[begin STORED DATA]

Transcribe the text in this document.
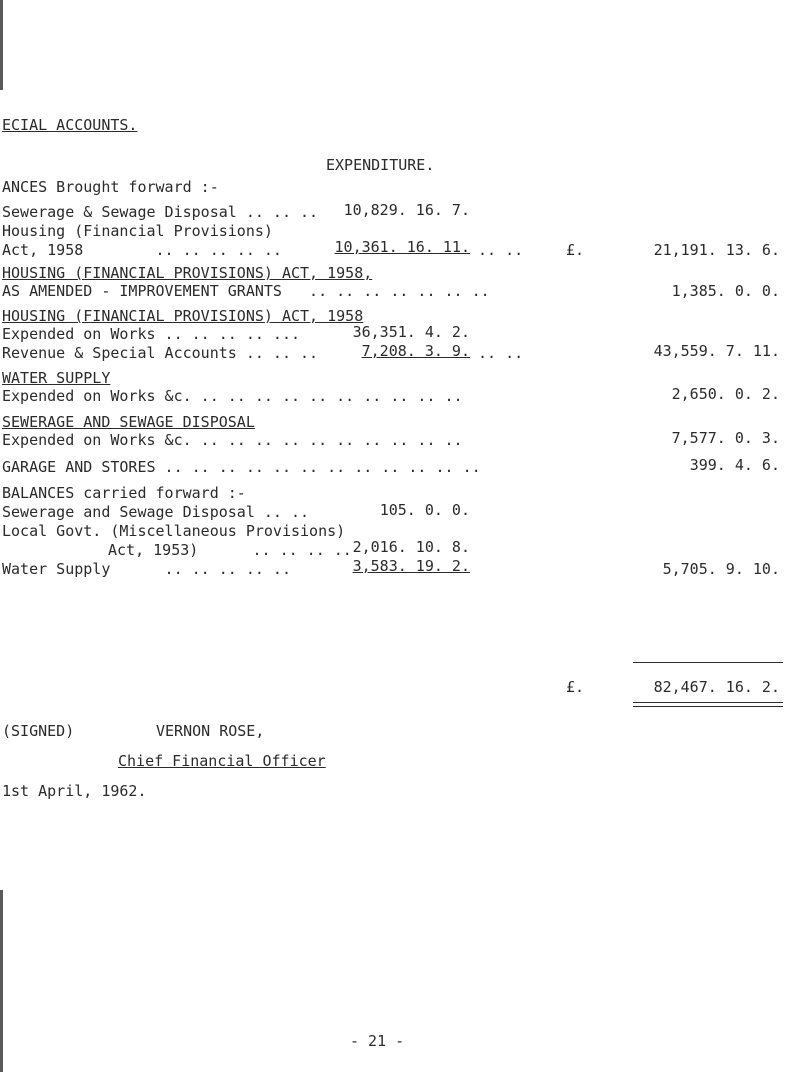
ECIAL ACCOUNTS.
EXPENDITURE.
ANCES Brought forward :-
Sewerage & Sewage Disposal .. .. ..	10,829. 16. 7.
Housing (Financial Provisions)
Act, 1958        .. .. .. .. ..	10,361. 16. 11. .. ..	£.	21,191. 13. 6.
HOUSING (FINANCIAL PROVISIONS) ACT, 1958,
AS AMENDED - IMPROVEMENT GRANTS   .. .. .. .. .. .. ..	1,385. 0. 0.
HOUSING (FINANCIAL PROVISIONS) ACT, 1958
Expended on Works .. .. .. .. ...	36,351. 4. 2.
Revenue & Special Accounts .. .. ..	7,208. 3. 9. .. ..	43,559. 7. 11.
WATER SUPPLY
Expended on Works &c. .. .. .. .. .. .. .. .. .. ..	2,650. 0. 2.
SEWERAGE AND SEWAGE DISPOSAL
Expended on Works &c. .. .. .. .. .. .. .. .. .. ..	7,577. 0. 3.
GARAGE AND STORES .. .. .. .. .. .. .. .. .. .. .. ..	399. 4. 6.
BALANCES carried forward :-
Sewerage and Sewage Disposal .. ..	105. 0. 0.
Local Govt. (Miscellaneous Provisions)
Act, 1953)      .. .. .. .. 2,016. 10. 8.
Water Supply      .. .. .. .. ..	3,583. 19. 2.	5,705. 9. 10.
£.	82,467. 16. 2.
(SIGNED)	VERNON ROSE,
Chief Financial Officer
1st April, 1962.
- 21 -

[end STORED DATA]

• _PROBLEM STATEMENT_
Omit any images, then output the listing exactly.

• _REPLY TO THE TASK_
Transcribe the text in this document.
ECIAL ACCOUNTS.
EXPENDITURE.
ANCES Brought forward :-
Sewerage & Sewage Disposal .. .. ..	10,829. 16. 7.
Housing (Financial Provisions)
Act, 1958        .. .. .. .. ..	10,361. 16. 11. .. ..	£.	21,191. 13. 6.
HOUSING (FINANCIAL PROVISIONS) ACT, 1958,
AS AMENDED - IMPROVEMENT GRANTS   .. .. .. .. .. .. ..	1,385. 0. 0.
HOUSING (FINANCIAL PROVISIONS) ACT, 1958
Expended on Works .. .. .. .. ...	36,351. 4. 2.
Revenue & Special Accounts .. .. ..	7,208. 3. 9. .. ..	43,559. 7. 11.
WATER SUPPLY
Expended on Works &c. .. .. .. .. .. .. .. .. .. ..	2,650. 0. 2.
SEWERAGE AND SEWAGE DISPOSAL
Expended on Works &c. .. .. .. .. .. .. .. .. .. ..	7,577. 0. 3.
GARAGE AND STORES .. .. .. .. .. .. .. .. .. .. .. ..	399. 4. 6.
BALANCES carried forward :-
Sewerage and Sewage Disposal .. ..	105. 0. 0.
Local Govt. (Miscellaneous Provisions)
Act, 1953)      .. .. .. .. 2,016. 10. 8.
Water Supply      .. .. .. .. ..	3,583. 19. 2.	5,705. 9. 10.
£.	82,467. 16. 2.
(SIGNED)	VERNON ROSE,
Chief Financial Officer
1st April, 1962.
- 21 -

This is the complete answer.